STATED GOAL A: According to the summary of the proposed Section 457 regulations, on what date did the IRS issue those regulations?
STATED GOAL B: Pick up the summary of the proposed Section 457 regulations after its final paragraph and keep writing it.

───── SELECTED EXCERPT

By Marc Stockwell.
I. Overview and Possible Action Steps for Plan Sponsors
On June 21, 2016, the Internal Revenue Service (IRS) issued proposed regulations prescribing rules under Section 457 of the Internal Revenue Code (“Code”) in connection with the taxation of compensation deferred under plans established and maintained by state or local governments or other tax exempt organizations.
Plan sponsors will want to act now to have their trusted advisors review existing plans and arrangements, which are or could be subject to Section 457, in order to determine if their provisions present any compliance issues as to the proposed regulations. Keeping in mind that in many areas the proposed regulations offer greater flexibility in plan design, plan sponsors may also want to consider amending current plans to take advantage of that flexibility.
In general, the proposed regulations offer welcome clarity to issues including the rules for determining the types of plans that are subject to Section 457 (or not subject to Section 457, as the case may be), rules regarding what can be considered a substantial risk of forfeiture, when amounts deferred under Section 457 are includible in income, and how to determine the present value of compensation deferred under an ineligible Section 457 plan. In addition, the 2016 proposed regulations make certain changes to the 2003 final Section 457 regulations to reflect statutory changes to Section 457 since the publication of those regulations. Consistent with those final regulations, the proposed regulations often use the terms “employee” and “employer” to describe a “service provider” and “service recipient” respectively, without regard to whether the service provider is an independent contractor.
The Section 457 proposed regulations were accompanied by proposed regulations under Code Section 409A and, as discussed herein, the proposed regulations clarify and coordinate the provisions of Section 457 and Section 409A where appropriate. This summary recaps the Section 457 proposed regulations only, except where specific references are made to Section 409A. A separate article discusses in detail the proposed regulations under Section 409A.

──────────
───── LISTED RECORDS

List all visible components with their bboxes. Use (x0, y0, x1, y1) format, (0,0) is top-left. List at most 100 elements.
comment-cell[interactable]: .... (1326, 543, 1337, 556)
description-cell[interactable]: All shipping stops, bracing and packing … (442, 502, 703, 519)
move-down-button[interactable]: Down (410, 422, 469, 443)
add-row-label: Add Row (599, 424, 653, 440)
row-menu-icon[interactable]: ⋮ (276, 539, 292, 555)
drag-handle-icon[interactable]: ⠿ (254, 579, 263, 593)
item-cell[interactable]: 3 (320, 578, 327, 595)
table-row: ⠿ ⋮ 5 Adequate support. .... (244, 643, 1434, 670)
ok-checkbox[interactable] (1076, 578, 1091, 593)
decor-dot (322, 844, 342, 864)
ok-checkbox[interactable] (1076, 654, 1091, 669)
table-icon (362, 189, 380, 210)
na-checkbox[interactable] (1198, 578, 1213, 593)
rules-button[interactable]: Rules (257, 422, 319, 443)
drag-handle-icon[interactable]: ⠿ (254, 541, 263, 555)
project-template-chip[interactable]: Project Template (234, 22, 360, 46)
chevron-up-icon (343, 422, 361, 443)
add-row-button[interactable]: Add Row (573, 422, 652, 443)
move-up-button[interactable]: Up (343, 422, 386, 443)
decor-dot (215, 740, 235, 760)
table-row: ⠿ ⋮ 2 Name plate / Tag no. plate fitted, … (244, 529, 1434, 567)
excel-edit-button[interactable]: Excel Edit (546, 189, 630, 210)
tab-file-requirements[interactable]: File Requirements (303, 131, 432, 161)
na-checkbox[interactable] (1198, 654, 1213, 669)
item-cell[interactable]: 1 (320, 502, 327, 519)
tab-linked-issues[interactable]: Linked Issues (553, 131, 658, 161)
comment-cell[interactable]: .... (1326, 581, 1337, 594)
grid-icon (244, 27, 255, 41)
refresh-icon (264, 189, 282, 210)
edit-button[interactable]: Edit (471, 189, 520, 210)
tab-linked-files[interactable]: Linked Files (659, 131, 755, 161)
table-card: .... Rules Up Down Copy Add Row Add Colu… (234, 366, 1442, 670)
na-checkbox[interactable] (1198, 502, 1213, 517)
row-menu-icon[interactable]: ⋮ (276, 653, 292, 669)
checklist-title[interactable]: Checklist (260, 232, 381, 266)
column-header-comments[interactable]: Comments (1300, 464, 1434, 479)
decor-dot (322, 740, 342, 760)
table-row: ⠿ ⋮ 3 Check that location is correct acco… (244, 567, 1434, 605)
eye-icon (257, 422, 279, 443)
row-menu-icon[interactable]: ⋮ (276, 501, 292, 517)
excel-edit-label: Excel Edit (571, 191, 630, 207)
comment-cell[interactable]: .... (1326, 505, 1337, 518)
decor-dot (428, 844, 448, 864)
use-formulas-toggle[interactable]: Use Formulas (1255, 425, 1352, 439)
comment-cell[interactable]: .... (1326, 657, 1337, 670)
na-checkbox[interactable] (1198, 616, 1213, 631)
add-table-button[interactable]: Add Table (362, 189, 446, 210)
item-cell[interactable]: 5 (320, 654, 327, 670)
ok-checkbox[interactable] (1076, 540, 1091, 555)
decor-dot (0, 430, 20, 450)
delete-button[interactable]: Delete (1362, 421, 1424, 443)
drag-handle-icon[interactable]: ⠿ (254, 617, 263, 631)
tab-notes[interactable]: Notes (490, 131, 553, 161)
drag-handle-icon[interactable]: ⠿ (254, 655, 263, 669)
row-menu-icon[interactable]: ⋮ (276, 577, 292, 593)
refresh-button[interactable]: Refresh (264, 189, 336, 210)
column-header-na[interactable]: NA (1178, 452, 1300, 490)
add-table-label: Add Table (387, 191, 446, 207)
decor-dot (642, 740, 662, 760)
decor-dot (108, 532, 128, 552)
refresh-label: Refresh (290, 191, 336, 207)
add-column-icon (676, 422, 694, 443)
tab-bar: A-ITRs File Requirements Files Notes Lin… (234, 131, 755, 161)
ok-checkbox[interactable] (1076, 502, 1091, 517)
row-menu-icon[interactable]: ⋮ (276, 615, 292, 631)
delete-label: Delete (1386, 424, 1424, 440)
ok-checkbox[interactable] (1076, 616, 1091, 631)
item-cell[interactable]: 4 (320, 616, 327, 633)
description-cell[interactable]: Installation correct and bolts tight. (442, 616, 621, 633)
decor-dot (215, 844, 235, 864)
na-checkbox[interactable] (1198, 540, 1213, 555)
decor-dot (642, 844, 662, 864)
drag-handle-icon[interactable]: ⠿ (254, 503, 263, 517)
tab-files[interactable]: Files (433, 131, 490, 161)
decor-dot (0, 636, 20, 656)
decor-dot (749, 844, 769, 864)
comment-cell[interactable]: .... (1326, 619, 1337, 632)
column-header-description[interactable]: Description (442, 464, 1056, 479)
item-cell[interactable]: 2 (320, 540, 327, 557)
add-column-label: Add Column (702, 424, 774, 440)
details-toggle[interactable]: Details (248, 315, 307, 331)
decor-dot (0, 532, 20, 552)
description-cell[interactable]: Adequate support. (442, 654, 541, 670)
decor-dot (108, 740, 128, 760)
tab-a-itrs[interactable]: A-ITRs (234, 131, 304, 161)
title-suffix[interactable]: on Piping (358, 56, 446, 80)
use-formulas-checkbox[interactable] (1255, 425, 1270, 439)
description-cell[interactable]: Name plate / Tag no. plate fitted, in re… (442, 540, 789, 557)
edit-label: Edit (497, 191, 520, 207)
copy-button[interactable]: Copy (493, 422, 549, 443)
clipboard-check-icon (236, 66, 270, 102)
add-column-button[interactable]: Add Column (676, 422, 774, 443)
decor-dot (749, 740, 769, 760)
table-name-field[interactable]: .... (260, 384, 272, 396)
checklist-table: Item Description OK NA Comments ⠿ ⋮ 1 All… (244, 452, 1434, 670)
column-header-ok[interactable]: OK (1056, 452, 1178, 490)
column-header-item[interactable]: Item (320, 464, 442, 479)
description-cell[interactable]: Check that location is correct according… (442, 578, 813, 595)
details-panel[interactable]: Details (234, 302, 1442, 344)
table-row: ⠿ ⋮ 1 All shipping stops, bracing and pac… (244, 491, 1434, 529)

──────────

RIGHT ANSWER A: June 21, 2016.

RIGHT ANSWER B:
II. Regulatory Amendments to Reflect Statutory Changes to Section 457 since the Final Regulations were Released
A. Qualified Roth Contribution Program
The proposed regulations revise the 457 final regulations to allow an eligible governmental plan to include a qualified Roth contribution program, under which designated Roth contributions are included in income in the year of deferral and qualified distributions from a designated Roth account are excluded from gross income. This change is an important opportunity for governmental plans to offer more contribution options.
B. Certain distributions for qualified accident and health insurance premiums
The proposed regulations amend the rules for the taxation of eligible governmental plan distributions to reflect the change made by the Pension Protection Act of 2006 with respect to certain amounts distributed to eligible public safety officers. The amendment provides that distributions from an eligible governmental plan to reimburse a public safety officer for qualified health insurance or long term care insurance premiums are excluded from gross income.
C. Rules related to qualified military service
The proposed rules implement certain provisions of the HEART Act, which require that an eligible governmental plan must provide that in the case of a participant who dies while performing qualified military service, the survivors of the participant are entitled to any additional benefits that would have been provided under the plan if the participant had resumed employment with the employer and then died.
III. Certain Plans that are not Subject to Section 457
A. In General
Section 457 is generally applicable to all arrangements of an eligible employer under which the payment of compensation for services is deferred. The proposed regulations provide guidance on exceptions to the general applicability rule.
In general, bona fide vacation leave, sick leave, compensatory time, severance pay, disability pay, and death benefit plans; and plans paying solely length of service awards to bona fide volunteers (or their beneficiaries), as described in the guidance, are treated as not providing for a deferral of compensation for purposes of Section 457.
B. Bona fide severance pay plans
The proposed regulations provide that a plan must meet certain requirements, generally described below, to be a bona fide severance pay plan that is treated as not providing for the deferral of compensation (and therefore not subject to Section 457).
The first requirement is that the benefits provided under the plan must be payable only upon a participant’s involuntary severance from employment or pursuant to a window program or pursuant to a voluntary early retirement incentive plan. Each of the foregoing events is defined in detail beyond the scope of this article in the proposed regulations.
The second requirement is that the amount payable under the plan with respect to a participant must not exceed two times the participant’s annualized compensation based upon the annual rate of pay for services provided to the employer for the calendar year before the calendar year in which the participant severed employment. In the event that the participant had no compensation from an eligible employer in the preceding calendar year, then the current calendar year compensation can be used. In either case, the compensation is adjusted for any increase in compensation during the year that was expected to continue indefinitely if the participant had not severed employment.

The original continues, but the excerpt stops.